[DESCRIPTION OF THE TASK]: Return every entry exactly as written.

[PROVIDED DATA]:
------------------------------------------------

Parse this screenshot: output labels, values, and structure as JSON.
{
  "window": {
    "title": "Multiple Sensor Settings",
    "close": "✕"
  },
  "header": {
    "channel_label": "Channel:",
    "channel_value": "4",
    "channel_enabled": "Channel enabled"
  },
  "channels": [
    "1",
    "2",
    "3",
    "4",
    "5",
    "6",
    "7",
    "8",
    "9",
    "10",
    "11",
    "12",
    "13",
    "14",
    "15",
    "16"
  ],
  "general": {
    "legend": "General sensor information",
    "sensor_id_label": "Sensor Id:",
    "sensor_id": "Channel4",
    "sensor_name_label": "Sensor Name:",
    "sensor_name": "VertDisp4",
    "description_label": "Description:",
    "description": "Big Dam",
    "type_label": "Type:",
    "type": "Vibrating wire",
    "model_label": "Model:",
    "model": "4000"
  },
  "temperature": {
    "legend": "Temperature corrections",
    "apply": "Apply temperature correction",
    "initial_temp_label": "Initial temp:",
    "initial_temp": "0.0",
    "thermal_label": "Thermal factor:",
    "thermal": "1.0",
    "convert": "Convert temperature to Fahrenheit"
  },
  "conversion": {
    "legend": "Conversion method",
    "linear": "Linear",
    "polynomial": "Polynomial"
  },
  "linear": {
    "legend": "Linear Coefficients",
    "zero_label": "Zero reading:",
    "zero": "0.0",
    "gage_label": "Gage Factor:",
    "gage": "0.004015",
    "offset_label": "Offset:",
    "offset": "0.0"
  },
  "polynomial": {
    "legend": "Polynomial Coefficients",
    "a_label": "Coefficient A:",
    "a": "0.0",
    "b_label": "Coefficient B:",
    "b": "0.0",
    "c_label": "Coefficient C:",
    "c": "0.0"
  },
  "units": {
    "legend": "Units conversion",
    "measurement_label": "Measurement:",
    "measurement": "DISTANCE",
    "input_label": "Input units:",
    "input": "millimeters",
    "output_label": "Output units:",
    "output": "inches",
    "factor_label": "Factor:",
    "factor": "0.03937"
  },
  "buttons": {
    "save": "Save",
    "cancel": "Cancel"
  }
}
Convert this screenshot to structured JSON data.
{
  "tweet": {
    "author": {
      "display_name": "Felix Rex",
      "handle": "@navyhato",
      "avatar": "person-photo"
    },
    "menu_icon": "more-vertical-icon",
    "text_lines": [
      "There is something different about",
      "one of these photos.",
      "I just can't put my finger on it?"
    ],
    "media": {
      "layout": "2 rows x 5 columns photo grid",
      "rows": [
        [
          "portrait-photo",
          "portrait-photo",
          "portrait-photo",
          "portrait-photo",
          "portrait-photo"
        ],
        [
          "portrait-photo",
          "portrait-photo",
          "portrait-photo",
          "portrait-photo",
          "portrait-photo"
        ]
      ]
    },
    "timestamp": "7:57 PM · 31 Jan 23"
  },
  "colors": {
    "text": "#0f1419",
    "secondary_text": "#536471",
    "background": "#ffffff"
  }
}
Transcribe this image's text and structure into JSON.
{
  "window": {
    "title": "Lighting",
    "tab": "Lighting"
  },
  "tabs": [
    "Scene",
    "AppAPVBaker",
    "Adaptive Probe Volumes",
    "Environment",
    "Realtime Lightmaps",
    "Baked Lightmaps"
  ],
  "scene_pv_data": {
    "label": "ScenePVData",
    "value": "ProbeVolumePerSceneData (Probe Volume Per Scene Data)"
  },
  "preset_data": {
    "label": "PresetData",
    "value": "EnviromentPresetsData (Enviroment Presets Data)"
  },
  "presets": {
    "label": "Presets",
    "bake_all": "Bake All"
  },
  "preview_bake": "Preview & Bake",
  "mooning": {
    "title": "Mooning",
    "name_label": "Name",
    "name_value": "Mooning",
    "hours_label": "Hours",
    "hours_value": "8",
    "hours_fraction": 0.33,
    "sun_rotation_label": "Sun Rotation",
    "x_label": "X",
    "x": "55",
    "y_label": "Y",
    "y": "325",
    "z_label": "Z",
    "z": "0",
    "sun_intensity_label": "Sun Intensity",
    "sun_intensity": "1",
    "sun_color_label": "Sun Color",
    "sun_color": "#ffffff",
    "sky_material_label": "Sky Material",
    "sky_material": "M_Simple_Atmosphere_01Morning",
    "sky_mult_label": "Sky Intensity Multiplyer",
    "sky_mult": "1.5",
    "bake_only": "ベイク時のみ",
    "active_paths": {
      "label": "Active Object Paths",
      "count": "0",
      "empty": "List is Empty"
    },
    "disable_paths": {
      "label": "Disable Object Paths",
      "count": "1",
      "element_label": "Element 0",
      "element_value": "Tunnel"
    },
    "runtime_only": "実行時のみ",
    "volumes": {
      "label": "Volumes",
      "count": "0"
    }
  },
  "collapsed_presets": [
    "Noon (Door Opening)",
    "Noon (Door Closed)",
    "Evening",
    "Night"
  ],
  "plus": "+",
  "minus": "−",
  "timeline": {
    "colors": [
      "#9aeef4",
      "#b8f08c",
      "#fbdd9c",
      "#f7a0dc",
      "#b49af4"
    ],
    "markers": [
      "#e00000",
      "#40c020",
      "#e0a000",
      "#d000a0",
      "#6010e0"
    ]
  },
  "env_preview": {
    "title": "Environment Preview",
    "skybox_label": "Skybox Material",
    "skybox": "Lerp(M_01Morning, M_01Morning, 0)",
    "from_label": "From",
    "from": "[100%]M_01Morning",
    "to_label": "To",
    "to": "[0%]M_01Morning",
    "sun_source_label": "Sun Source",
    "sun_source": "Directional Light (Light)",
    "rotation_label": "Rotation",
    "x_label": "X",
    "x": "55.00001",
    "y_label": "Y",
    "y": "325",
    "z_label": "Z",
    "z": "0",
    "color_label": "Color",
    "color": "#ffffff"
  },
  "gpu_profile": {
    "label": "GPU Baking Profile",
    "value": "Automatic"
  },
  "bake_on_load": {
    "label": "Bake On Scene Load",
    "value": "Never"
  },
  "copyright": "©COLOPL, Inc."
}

------------------------------------------------

[SOLUTION TO THIS EXERCISE]:
Parse this screenshot: output labels, values, and structure as JSON.
{
  "window": {
    "title": "Multiple Sensor Settings",
    "close": "✕"
  },
  "header": {
    "channel_label": "Channel:",
    "channel_value": "4",
    "channel_enabled": "Channel enabled"
  },
  "channels": [
    "1",
    "2",
    "3",
    "4",
    "5",
    "6",
    "7",
    "8",
    "9",
    "10",
    "11",
    "12",
    "13",
    "14",
    "15",
    "16"
  ],
  "general": {
    "legend": "General sensor information",
    "sensor_id_label": "Sensor Id:",
    "sensor_id": "Channel4",
    "sensor_name_label": "Sensor Name:",
    "sensor_name": "VertDisp4",
    "description_label": "Description:",
    "description": "Big Dam",
    "type_label": "Type:",
    "type": "Vibrating wire",
    "model_label": "Model:",
    "model": "4000"
  },
  "temperature": {
    "legend": "Temperature corrections",
    "apply": "Apply temperature correction",
    "initial_temp_label": "Initial temp:",
    "initial_temp": "0.0",
    "thermal_label": "Thermal factor:",
    "thermal": "1.0",
    "convert": "Convert temperature to Fahrenheit"
  },
  "conversion": {
    "legend": "Conversion method",
    "linear": "Linear",
    "polynomial": "Polynomial"
  },
  "linear": {
    "legend": "Linear Coefficients",
    "zero_label": "Zero reading:",
    "zero": "0.0",
    "gage_label": "Gage Factor:",
    "gage": "0.004015",
    "offset_label": "Offset:",
    "offset": "0.0"
  },
  "polynomial": {
    "legend": "Polynomial Coefficients",
    "a_label": "Coefficient A:",
    "a": "0.0",
    "b_label": "Coefficient B:",
    "b": "0.0",
    "c_label": "Coefficient C:",
    "c": "0.0"
  },
  "units": {
    "legend": "Units conversion",
    "measurement_label": "Measurement:",
    "measurement": "DISTANCE",
    "input_label": "Input units:",
    "input": "millimeters",
    "output_label": "Output units:",
    "output": "inches",
    "factor_label": "Factor:",
    "factor": "0.03937"
  },
  "buttons": {
    "save": "Save",
    "cancel": "Cancel"
  }
}
Convert this screenshot to structured JSON data.
{
  "tweet": {
    "author": {
      "display_name": "Felix Rex",
      "handle": "@navyhato",
      "avatar": "person-photo"
    },
    "menu_icon": "more-vertical-icon",
    "text_lines": [
      "There is something different about",
      "one of these photos.",
      "I just can't put my finger on it?"
    ],
    "media": {
      "layout": "2 rows x 5 columns photo grid",
      "rows": [
        [
          "portrait-photo",
          "portrait-photo",
          "portrait-photo",
          "portrait-photo",
          "portrait-photo"
        ],
        [
          "portrait-photo",
          "portrait-photo",
          "portrait-photo",
          "portrait-photo",
          "portrait-photo"
        ]
      ]
    },
    "timestamp": "7:57 PM · 31 Jan 23"
  },
  "colors": {
    "text": "#0f1419",
    "secondary_text": "#536471",
    "background": "#ffffff"
  }
}
Transcribe this image's text and structure into JSON.
{
  "window": {
    "title": "Lighting",
    "tab": "Lighting"
  },
  "tabs": [
    "Scene",
    "AppAPVBaker",
    "Adaptive Probe Volumes",
    "Environment",
    "Realtime Lightmaps",
    "Baked Lightmaps"
  ],
  "scene_pv_data": {
    "label": "ScenePVData",
    "value": "ProbeVolumePerSceneData (Probe Volume Per Scene Data)"
  },
  "preset_data": {
    "label": "PresetData",
    "value": "EnviromentPresetsData (Enviroment Presets Data)"
  },
  "presets": {
    "label": "Presets",
    "bake_all": "Bake All"
  },
  "preview_bake": "Preview & Bake",
  "mooning": {
    "title": "Mooning",
    "name_label": "Name",
    "name_value": "Mooning",
    "hours_label": "Hours",
    "hours_value": "8",
    "hours_fraction": 0.33,
    "sun_rotation_label": "Sun Rotation",
    "x_label": "X",
    "x": "55",
    "y_label": "Y",
    "y": "325",
    "z_label": "Z",
    "z": "0",
    "sun_intensity_label": "Sun Intensity",
    "sun_intensity": "1",
    "sun_color_label": "Sun Color",
    "sun_color": "#ffffff",
    "sky_material_label": "Sky Material",
    "sky_material": "M_Simple_Atmosphere_01Morning",
    "sky_mult_label": "Sky Intensity Multiplyer",
    "sky_mult": "1.5",
    "bake_only": "ベイク時のみ",
    "active_paths": {
      "label": "Active Object Paths",
      "count": "0",
      "empty": "List is Empty"
    },
    "disable_paths": {
      "label": "Disable Object Paths",
      "count": "1",
      "element_label": "Element 0",
      "element_value": "Tunnel"
    },
    "runtime_only": "実行時のみ",
    "volumes": {
      "label": "Volumes",
      "count": "0"
    }
  },
  "collapsed_presets": [
    "Noon (Door Opening)",
    "Noon (Door Closed)",
    "Evening",
    "Night"
  ],
  "plus": "+",
  "minus": "−",
  "timeline": {
    "colors": [
      "#9aeef4",
      "#b8f08c",
      "#fbdd9c",
      "#f7a0dc",
      "#b49af4"
    ],
    "markers": [
      "#e00000",
      "#40c020",
      "#e0a000",
      "#d000a0",
      "#6010e0"
    ]
  },
  "env_preview": {
    "title": "Environment Preview",
    "skybox_label": "Skybox Material",
    "skybox": "Lerp(M_01Morning, M_01Morning, 0)",
    "from_label": "From",
    "from": "[100%]M_01Morning",
    "to_label": "To",
    "to": "[0%]M_01Morning",
    "sun_source_label": "Sun Source",
    "sun_source": "Directional Light (Light)",
    "rotation_label": "Rotation",
    "x_label": "X",
    "x": "55.00001",
    "y_label": "Y",
    "y": "325",
    "z_label": "Z",
    "z": "0",
    "color_label": "Color",
    "color": "#ffffff"
  },
  "gpu_profile": {
    "label": "GPU Baking Profile",
    "value": "Automatic"
  },
  "bake_on_load": {
    "label": "Bake On Scene Load",
    "value": "Never"
  },
  "copyright": "©COLOPL, Inc."
}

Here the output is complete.